Each line containing the word "Facturas" needs to be copied.

==== Given records

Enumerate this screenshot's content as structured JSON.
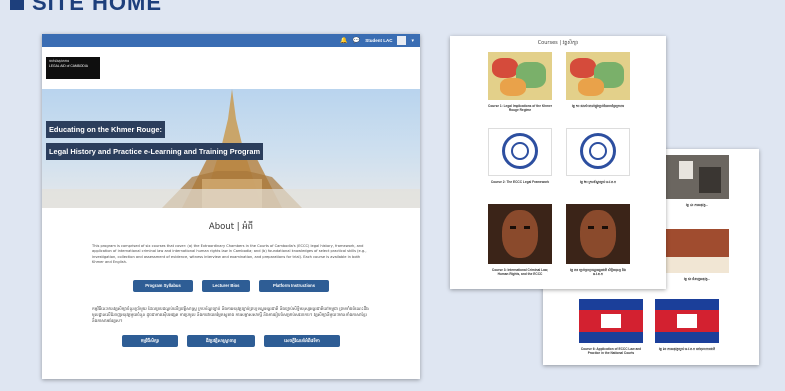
{
  "slide": {
    "title": "SITE HOME"
  },
  "topbar": {
    "user": "Student LAC",
    "bell_icon": "bell-icon",
    "chat_icon": "chat-icon"
  },
  "logo": {
    "line1": "ទាក់ទងតុលាការ",
    "line2": "LEGAL AID of CAMBODIA"
  },
  "hero": {
    "title_line1": "Educating on the Khmer Rouge:",
    "title_line2": "Legal History and Practice e-Learning and Training Program"
  },
  "about": {
    "title": "About | អំពី",
    "body": "This program is comprised of six courses that cover: (a) the Extraordinary Chambers in the Courts of Cambodia's (ECCC) legal history, framework, and application of international criminal law and international human rights law in Cambodia; and (b) foundational knowledges of select practical skills (e.g., investigation, collection and assessment of evidence, witness interview and examination, and preparations for trial). Each course is available in both Khmer and English.",
    "buttons": [
      "Program Syllabus",
      "Lecturer Bios",
      "Platform Instructions"
    ],
    "khmer_body": "កម្មវិធីនេះមានវគ្គសិក្សាចំនួនប្រាំមួយ ដែលគ្របដណ្តប់លើប្រវត្តិសាស្ត្រ ក្របខ័ណ្ឌច្បាប់ និងការអនុវត្តច្បាប់ព្រហ្មទណ្ឌអន្តរជាតិ និងច្បាប់សិទ្ធិមនុស្សអន្តរជាតិនៅកម្ពុជា ព្រមទាំងចំណេះដឹងមូលដ្ឋានលើជំនាញអនុវត្តមួយចំនួន ដូចជាការស៊ើបអង្កេត ការប្រមូល និងការវាយតម្លៃភស្តុតាង ការសម្ភាសសាក្សី និងការរៀបចំសម្រាប់សវនាការ។ វគ្គសិក្សានីមួយៗមានទាំងភាសាខ្មែរ និងភាសាអង់គ្លេស។",
    "khmer_buttons": [
      "កម្មវិធីសិក្សា",
      "ជីវប្រវត្តិសាស្ត្រាចារ្យ",
      "សេចក្តីណែនាំអំពីវេទិកា"
    ]
  },
  "courses": {
    "title": "Courses | វគ្គសិក្សា",
    "tiles": [
      {
        "caption": "Course 1: Legal Implications of the Khmer Rouge Regime"
      },
      {
        "caption": "វគ្គ ១៖ ផលប៉ះពាល់ផ្លូវច្បាប់នៃរបបខ្មែរក្រហម"
      },
      {
        "caption": "Course 2: The ECCC Legal Framework"
      },
      {
        "caption": "វគ្គ ២៖ ក្របខ័ណ្ឌច្បាប់ អ.វ.ត.ក"
      },
      {
        "caption": "Course 3: International Criminal Law, Human Rights, and the ECCC"
      },
      {
        "caption": "វគ្គ ៣៖ ច្បាប់ព្រហ្មទណ្ឌអន្តរជាតិ សិទ្ធិមនុស្ស និង អ.វ.ត.ក"
      }
    ]
  },
  "courses2": {
    "tiles": [
      {
        "caption": "វគ្គ ៤៖ ការអនុវត្ត..."
      },
      {
        "caption": "វគ្គ ៥៖ ជំនាញអនុវត្ត..."
      },
      {
        "caption": "Course 6: Application of ECCC Law and Practice in the National Courts"
      },
      {
        "caption": "វគ្គ ៦៖ ការអនុវត្តច្បាប់ អ.វ.ត.ក នៅតុលាការជាតិ"
      }
    ]
  },
  "colors": {
    "topbar": "#3a6db3",
    "button": "#2e5d95",
    "hero_box": "#2b3e5c",
    "slide_title": "#1d3f7c"
  }
}
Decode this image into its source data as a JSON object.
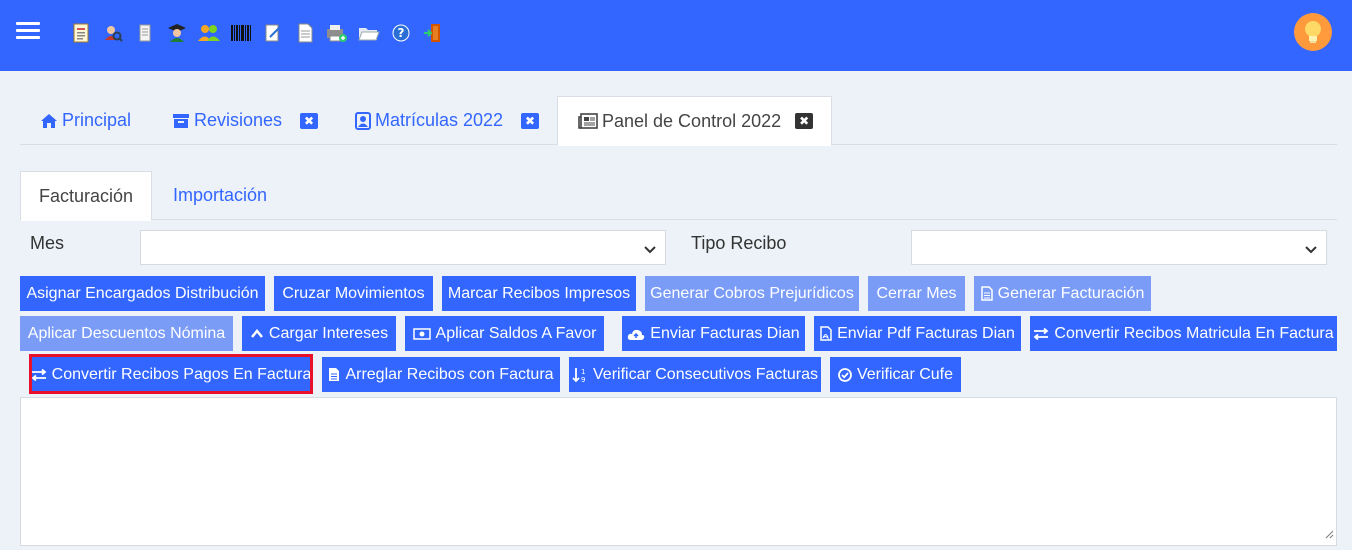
{
  "colors": {
    "primary": "#3366ff",
    "primary_light": "#7a9cf7",
    "highlight": "#e8102a",
    "background": "#ecf2f7"
  },
  "header": {
    "menu_icon": "hamburger-menu-icon",
    "toolbar_icons": [
      "report-icon",
      "search-users-icon",
      "receipt-icon",
      "student-icon",
      "group-icon",
      "barcode-icon",
      "edit-document-icon",
      "document-icon",
      "print-add-icon",
      "folder-open-icon",
      "help-icon",
      "exit-door-icon"
    ],
    "avatar_icon": "lightbulb-icon"
  },
  "main_tabs": [
    {
      "label": "Principal",
      "icon": "home-icon"
    },
    {
      "label": "Revisiones",
      "icon": "archive-icon",
      "close": "✖"
    },
    {
      "label": "Matrículas 2022",
      "icon": "address-book-icon",
      "close": "✖"
    },
    {
      "label": "Panel de Control 2022",
      "icon": "newspaper-icon",
      "close": "✖",
      "active": true
    }
  ],
  "sub_tabs": [
    {
      "label": "Facturación",
      "active": true
    },
    {
      "label": "Importación"
    }
  ],
  "filters": {
    "mes_label": "Mes",
    "mes_value": "",
    "tipo_label": "Tipo Recibo",
    "tipo_value": ""
  },
  "buttons": {
    "row1": [
      {
        "label": "Asignar Encargados Distribución"
      },
      {
        "label": "Cruzar Movimientos"
      },
      {
        "label": "Marcar Recibos Impresos"
      },
      {
        "label": "Generar Cobros Prejurídicos",
        "disabled": true
      },
      {
        "label": "Cerrar Mes",
        "disabled": true
      },
      {
        "label": "Generar Facturación",
        "icon": "file-text-icon",
        "disabled": true
      }
    ],
    "row2": [
      {
        "label": "Aplicar Descuentos Nómina",
        "disabled": true
      },
      {
        "label": "Cargar Intereses",
        "icon": "chevron-up-icon"
      },
      {
        "label": "Aplicar Saldos A Favor",
        "icon": "money-icon"
      },
      {
        "label": "Enviar Facturas Dian",
        "icon": "cloud-upload-icon"
      },
      {
        "label": "Enviar Pdf Facturas Dian",
        "icon": "file-pdf-icon"
      },
      {
        "label": "Convertir Recibos Matricula En Factura",
        "icon": "exchange-icon"
      }
    ],
    "row3": [
      {
        "label": "Convertir Recibos Pagos En Factura",
        "icon": "exchange-icon",
        "highlighted": true
      },
      {
        "label": "Arreglar Recibos con Factura",
        "icon": "file-icon"
      },
      {
        "label": "Verificar Consecutivos Facturas",
        "icon": "sort-numeric-icon"
      },
      {
        "label": "Verificar Cufe",
        "icon": "check-circle-icon"
      }
    ]
  },
  "output_text": ""
}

========

Problem solution:
        "label": "Enviar Facturas Dian",
        "label": "Enviar Pdf Facturas Dian",
        "label": "Verificar Consecutivos Facturas",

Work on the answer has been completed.